--- START Exercise inputs ---
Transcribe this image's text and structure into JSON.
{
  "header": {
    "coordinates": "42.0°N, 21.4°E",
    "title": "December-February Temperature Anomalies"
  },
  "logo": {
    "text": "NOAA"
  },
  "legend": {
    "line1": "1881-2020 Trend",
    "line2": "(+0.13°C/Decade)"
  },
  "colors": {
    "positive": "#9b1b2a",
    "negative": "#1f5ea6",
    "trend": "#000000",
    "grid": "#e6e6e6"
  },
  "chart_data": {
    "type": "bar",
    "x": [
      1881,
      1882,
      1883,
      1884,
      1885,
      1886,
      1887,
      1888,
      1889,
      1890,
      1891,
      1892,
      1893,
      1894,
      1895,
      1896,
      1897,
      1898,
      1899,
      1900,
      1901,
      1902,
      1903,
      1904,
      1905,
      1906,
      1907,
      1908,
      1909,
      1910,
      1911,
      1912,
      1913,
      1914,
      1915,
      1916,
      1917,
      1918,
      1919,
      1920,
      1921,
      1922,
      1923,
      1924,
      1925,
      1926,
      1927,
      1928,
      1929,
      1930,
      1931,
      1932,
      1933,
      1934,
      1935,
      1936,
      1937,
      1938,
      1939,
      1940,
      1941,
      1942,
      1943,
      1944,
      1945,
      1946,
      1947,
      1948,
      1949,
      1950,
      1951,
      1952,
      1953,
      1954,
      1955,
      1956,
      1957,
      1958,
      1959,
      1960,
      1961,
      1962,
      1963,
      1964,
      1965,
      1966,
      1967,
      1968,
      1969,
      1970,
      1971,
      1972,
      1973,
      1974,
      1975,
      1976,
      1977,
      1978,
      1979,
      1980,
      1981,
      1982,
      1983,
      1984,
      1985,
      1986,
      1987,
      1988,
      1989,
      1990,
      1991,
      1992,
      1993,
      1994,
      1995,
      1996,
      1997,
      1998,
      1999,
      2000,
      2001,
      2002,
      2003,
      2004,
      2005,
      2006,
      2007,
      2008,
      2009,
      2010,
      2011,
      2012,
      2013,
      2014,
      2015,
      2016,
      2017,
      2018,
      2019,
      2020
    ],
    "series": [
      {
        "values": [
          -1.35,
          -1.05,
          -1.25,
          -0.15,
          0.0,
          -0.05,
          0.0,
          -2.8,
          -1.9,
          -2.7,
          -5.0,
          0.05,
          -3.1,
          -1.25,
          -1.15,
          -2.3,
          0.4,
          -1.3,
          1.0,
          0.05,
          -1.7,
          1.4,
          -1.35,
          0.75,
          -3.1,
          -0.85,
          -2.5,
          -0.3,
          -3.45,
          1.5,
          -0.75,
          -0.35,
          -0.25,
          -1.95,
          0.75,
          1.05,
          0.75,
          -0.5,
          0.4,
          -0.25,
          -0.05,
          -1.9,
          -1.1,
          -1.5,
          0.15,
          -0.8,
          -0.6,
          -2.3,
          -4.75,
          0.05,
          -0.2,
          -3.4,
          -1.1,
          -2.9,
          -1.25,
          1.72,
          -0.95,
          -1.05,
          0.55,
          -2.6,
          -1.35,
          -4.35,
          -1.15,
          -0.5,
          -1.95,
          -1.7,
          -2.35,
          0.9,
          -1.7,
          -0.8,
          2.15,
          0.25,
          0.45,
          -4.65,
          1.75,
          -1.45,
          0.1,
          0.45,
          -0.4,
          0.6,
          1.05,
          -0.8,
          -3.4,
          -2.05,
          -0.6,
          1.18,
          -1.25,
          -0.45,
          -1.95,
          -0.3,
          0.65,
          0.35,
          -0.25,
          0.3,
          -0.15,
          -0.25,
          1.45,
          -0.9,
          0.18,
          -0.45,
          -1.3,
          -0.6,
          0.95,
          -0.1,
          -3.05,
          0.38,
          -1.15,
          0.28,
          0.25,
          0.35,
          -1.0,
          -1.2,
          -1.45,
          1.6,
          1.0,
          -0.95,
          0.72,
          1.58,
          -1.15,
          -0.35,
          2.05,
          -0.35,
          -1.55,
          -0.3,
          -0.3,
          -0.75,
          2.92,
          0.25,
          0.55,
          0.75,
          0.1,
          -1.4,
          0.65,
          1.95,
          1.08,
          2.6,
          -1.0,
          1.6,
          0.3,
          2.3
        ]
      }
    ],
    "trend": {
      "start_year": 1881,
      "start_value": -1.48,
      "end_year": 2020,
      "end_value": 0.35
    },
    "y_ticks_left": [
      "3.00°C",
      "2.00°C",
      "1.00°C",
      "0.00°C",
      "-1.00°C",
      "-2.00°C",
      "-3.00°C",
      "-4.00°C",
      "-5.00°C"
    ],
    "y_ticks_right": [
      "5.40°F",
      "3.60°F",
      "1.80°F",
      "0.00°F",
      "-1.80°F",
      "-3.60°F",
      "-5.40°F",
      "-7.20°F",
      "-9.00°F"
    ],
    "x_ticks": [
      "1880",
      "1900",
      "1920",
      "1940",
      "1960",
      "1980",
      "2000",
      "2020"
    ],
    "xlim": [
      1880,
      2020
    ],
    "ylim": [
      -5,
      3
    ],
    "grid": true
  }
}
--- END Exercise inputs ---
Your task is to output all of the data above word for word.

Transcribe this image's text and structure into JSON.
{
  "header": {
    "coordinates": "42.0°N, 21.4°E",
    "title": "December-February Temperature Anomalies"
  },
  "logo": {
    "text": "NOAA"
  },
  "legend": {
    "line1": "1881-2020 Trend",
    "line2": "(+0.13°C/Decade)"
  },
  "colors": {
    "positive": "#9b1b2a",
    "negative": "#1f5ea6",
    "trend": "#000000",
    "grid": "#e6e6e6"
  },
  "chart_data": {
    "type": "bar",
    "x": [
      1881,
      1882,
      1883,
      1884,
      1885,
      1886,
      1887,
      1888,
      1889,
      1890,
      1891,
      1892,
      1893,
      1894,
      1895,
      1896,
      1897,
      1898,
      1899,
      1900,
      1901,
      1902,
      1903,
      1904,
      1905,
      1906,
      1907,
      1908,
      1909,
      1910,
      1911,
      1912,
      1913,
      1914,
      1915,
      1916,
      1917,
      1918,
      1919,
      1920,
      1921,
      1922,
      1923,
      1924,
      1925,
      1926,
      1927,
      1928,
      1929,
      1930,
      1931,
      1932,
      1933,
      1934,
      1935,
      1936,
      1937,
      1938,
      1939,
      1940,
      1941,
      1942,
      1943,
      1944,
      1945,
      1946,
      1947,
      1948,
      1949,
      1950,
      1951,
      1952,
      1953,
      1954,
      1955,
      1956,
      1957,
      1958,
      1959,
      1960,
      1961,
      1962,
      1963,
      1964,
      1965,
      1966,
      1967,
      1968,
      1969,
      1970,
      1971,
      1972,
      1973,
      1974,
      1975,
      1976,
      1977,
      1978,
      1979,
      1980,
      1981,
      1982,
      1983,
      1984,
      1985,
      1986,
      1987,
      1988,
      1989,
      1990,
      1991,
      1992,
      1993,
      1994,
      1995,
      1996,
      1997,
      1998,
      1999,
      2000,
      2001,
      2002,
      2003,
      2004,
      2005,
      2006,
      2007,
      2008,
      2009,
      2010,
      2011,
      2012,
      2013,
      2014,
      2015,
      2016,
      2017,
      2018,
      2019,
      2020
    ],
    "series": [
      {
        "values": [
          -1.35,
          -1.05,
          -1.25,
          -0.15,
          0.0,
          -0.05,
          0.0,
          -2.8,
          -1.9,
          -2.7,
          -5.0,
          0.05,
          -3.1,
          -1.25,
          -1.15,
          -2.3,
          0.4,
          -1.3,
          1.0,
          0.05,
          -1.7,
          1.4,
          -1.35,
          0.75,
          -3.1,
          -0.85,
          -2.5,
          -0.3,
          -3.45,
          1.5,
          -0.75,
          -0.35,
          -0.25,
          -1.95,
          0.75,
          1.05,
          0.75,
          -0.5,
          0.4,
          -0.25,
          -0.05,
          -1.9,
          -1.1,
          -1.5,
          0.15,
          -0.8,
          -0.6,
          -2.3,
          -4.75,
          0.05,
          -0.2,
          -3.4,
          -1.1,
          -2.9,
          -1.25,
          1.72,
          -0.95,
          -1.05,
          0.55,
          -2.6,
          -1.35,
          -4.35,
          -1.15,
          -0.5,
          -1.95,
          -1.7,
          -2.35,
          0.9,
          -1.7,
          -0.8,
          2.15,
          0.25,
          0.45,
          -4.65,
          1.75,
          -1.45,
          0.1,
          0.45,
          -0.4,
          0.6,
          1.05,
          -0.8,
          -3.4,
          -2.05,
          -0.6,
          1.18,
          -1.25,
          -0.45,
          -1.95,
          -0.3,
          0.65,
          0.35,
          -0.25,
          0.3,
          -0.15,
          -0.25,
          1.45,
          -0.9,
          0.18,
          -0.45,
          -1.3,
          -0.6,
          0.95,
          -0.1,
          -3.05,
          0.38,
          -1.15,
          0.28,
          0.25,
          0.35,
          -1.0,
          -1.2,
          -1.45,
          1.6,
          1.0,
          -0.95,
          0.72,
          1.58,
          -1.15,
          -0.35,
          2.05,
          -0.35,
          -1.55,
          -0.3,
          -0.3,
          -0.75,
          2.92,
          0.25,
          0.55,
          0.75,
          0.1,
          -1.4,
          0.65,
          1.95,
          1.08,
          2.6,
          -1.0,
          1.6,
          0.3,
          2.3
        ]
      }
    ],
    "trend": {
      "start_year": 1881,
      "start_value": -1.48,
      "end_year": 2020,
      "end_value": 0.35
    },
    "y_ticks_left": [
      "3.00°C",
      "2.00°C",
      "1.00°C",
      "0.00°C",
      "-1.00°C",
      "-2.00°C",
      "-3.00°C",
      "-4.00°C",
      "-5.00°C"
    ],
    "y_ticks_right": [
      "5.40°F",
      "3.60°F",
      "1.80°F",
      "0.00°F",
      "-1.80°F",
      "-3.60°F",
      "-5.40°F",
      "-7.20°F",
      "-9.00°F"
    ],
    "x_ticks": [
      "1880",
      "1900",
      "1920",
      "1940",
      "1960",
      "1980",
      "2000",
      "2020"
    ],
    "xlim": [
      1880,
      2020
    ],
    "ylim": [
      -5,
      3
    ],
    "grid": true
  }
}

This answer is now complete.